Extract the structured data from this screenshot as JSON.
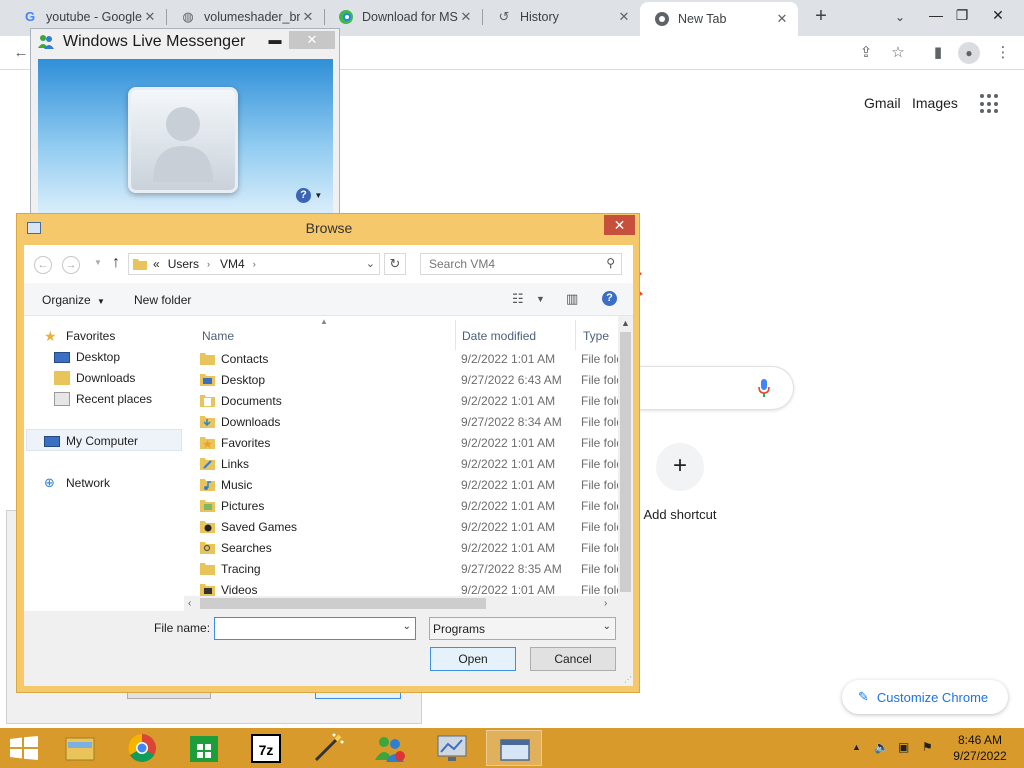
{
  "chrome": {
    "tabs": [
      {
        "title": "youtube - Google",
        "icon": "google-g-icon"
      },
      {
        "title": "volumeshader_bm",
        "icon": "globe-icon"
      },
      {
        "title": "Download for MS",
        "icon": "edge-icon"
      },
      {
        "title": "History",
        "icon": "history-icon"
      },
      {
        "title": "New Tab",
        "icon": "chrome-icon",
        "active": true
      }
    ],
    "new_tab_symbol": "+"
  },
  "ntp": {
    "links": [
      "Gmail",
      "Images"
    ],
    "add_shortcut_label": "Add shortcut",
    "customize_label": "Customize Chrome",
    "accent": "#1a73e8"
  },
  "messenger": {
    "title": "Windows Live Messenger",
    "help_symbol": "?"
  },
  "dialog": {
    "title": "Browse",
    "breadcrumb": [
      "Users",
      "VM4"
    ],
    "crumb_prefix": "«",
    "search_placeholder": "Search VM4",
    "organize_label": "Organize",
    "new_folder_label": "New folder",
    "nav": {
      "favorites": "Favorites",
      "favorite_items": [
        "Desktop",
        "Downloads",
        "Recent places"
      ],
      "computer": "My Computer",
      "network": "Network"
    },
    "columns": {
      "name": "Name",
      "date": "Date modified",
      "type": "Type"
    },
    "files": [
      {
        "name": "Contacts",
        "date": "9/2/2022 1:01 AM",
        "type": "File folder"
      },
      {
        "name": "Desktop",
        "date": "9/27/2022 6:43 AM",
        "type": "File folder"
      },
      {
        "name": "Documents",
        "date": "9/2/2022 1:01 AM",
        "type": "File folder"
      },
      {
        "name": "Downloads",
        "date": "9/27/2022 8:34 AM",
        "type": "File folder"
      },
      {
        "name": "Favorites",
        "date": "9/2/2022 1:01 AM",
        "type": "File folder"
      },
      {
        "name": "Links",
        "date": "9/2/2022 1:01 AM",
        "type": "File folder"
      },
      {
        "name": "Music",
        "date": "9/2/2022 1:01 AM",
        "type": "File folder"
      },
      {
        "name": "Pictures",
        "date": "9/2/2022 1:01 AM",
        "type": "File folder"
      },
      {
        "name": "Saved Games",
        "date": "9/2/2022 1:01 AM",
        "type": "File folder"
      },
      {
        "name": "Searches",
        "date": "9/2/2022 1:01 AM",
        "type": "File folder"
      },
      {
        "name": "Tracing",
        "date": "9/27/2022 8:35 AM",
        "type": "File folder"
      },
      {
        "name": "Videos",
        "date": "9/2/2022 1:01 AM",
        "type": "File folder"
      }
    ],
    "file_name_label": "File name:",
    "file_name_value": "",
    "file_type_value": "Programs",
    "open_label": "Open",
    "cancel_label": "Cancel",
    "title_bar_color": "#f6c86c"
  },
  "taskbar": {
    "color": "#d99a2c",
    "apps": [
      "file-explorer-icon",
      "chrome-icon",
      "store-icon",
      "7zip-icon",
      "wand-icon",
      "messenger-icon",
      "monitor-icon",
      "browse-window-icon"
    ],
    "time": "8:46 AM",
    "date": "9/27/2022"
  }
}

****************

(THE REQUEST) Show all lines from the data above in which the word "Favorites" appears.

(FINISHED TASK)
      "favorites": "Favorites",
        "name": "Favorites",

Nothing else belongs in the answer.